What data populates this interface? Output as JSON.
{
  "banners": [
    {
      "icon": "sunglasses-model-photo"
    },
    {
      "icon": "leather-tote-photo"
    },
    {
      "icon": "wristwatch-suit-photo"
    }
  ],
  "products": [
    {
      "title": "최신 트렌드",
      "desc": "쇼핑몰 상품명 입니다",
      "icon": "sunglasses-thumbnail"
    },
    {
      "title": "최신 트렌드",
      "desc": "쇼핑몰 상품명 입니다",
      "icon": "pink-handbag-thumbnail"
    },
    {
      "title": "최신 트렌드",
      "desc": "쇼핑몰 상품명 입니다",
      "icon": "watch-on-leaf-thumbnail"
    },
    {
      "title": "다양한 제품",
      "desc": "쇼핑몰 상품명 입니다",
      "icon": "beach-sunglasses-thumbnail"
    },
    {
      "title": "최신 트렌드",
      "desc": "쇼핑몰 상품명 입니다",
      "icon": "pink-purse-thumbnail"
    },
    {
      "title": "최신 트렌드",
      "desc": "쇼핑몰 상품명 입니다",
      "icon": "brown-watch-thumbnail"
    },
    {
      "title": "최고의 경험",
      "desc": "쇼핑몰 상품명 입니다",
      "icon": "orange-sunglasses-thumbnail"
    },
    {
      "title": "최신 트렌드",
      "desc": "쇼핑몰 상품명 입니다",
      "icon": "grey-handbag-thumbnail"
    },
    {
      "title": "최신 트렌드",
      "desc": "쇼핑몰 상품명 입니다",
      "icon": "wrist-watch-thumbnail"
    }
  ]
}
* * *
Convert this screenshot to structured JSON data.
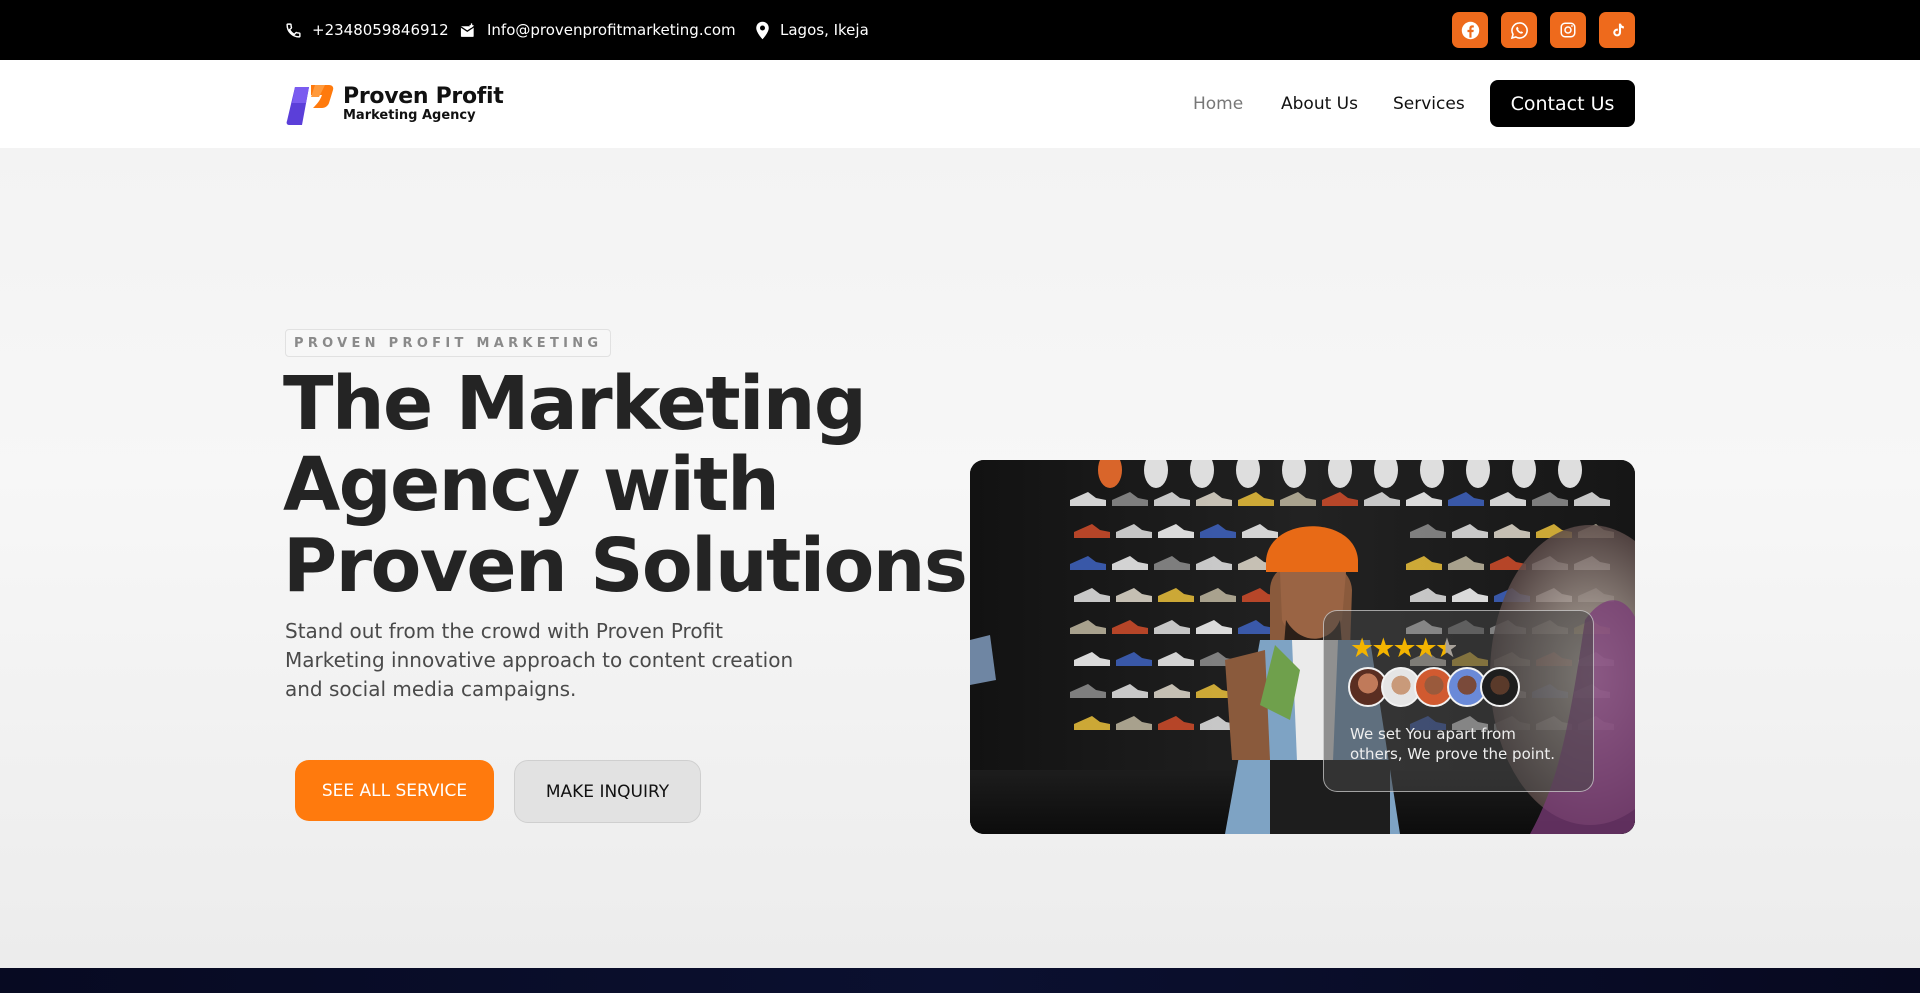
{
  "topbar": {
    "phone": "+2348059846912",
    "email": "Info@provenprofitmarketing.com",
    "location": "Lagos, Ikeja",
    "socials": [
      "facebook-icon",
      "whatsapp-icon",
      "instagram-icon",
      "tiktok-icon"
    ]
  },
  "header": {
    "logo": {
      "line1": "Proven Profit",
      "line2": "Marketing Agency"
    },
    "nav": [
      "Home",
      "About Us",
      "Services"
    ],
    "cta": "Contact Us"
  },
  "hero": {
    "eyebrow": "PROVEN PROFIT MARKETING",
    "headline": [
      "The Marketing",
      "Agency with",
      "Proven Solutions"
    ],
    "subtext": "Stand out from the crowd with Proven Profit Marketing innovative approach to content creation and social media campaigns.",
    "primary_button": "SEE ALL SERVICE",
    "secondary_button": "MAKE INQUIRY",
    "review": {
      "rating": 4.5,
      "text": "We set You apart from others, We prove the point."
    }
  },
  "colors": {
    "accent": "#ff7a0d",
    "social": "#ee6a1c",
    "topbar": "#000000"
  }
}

▸ YOUR TASK
Identify and copy all lines with the word "Agency".

▸ SOLUTION TO THIS TASK
      "line2": "Marketing Agency"
      "Agency with",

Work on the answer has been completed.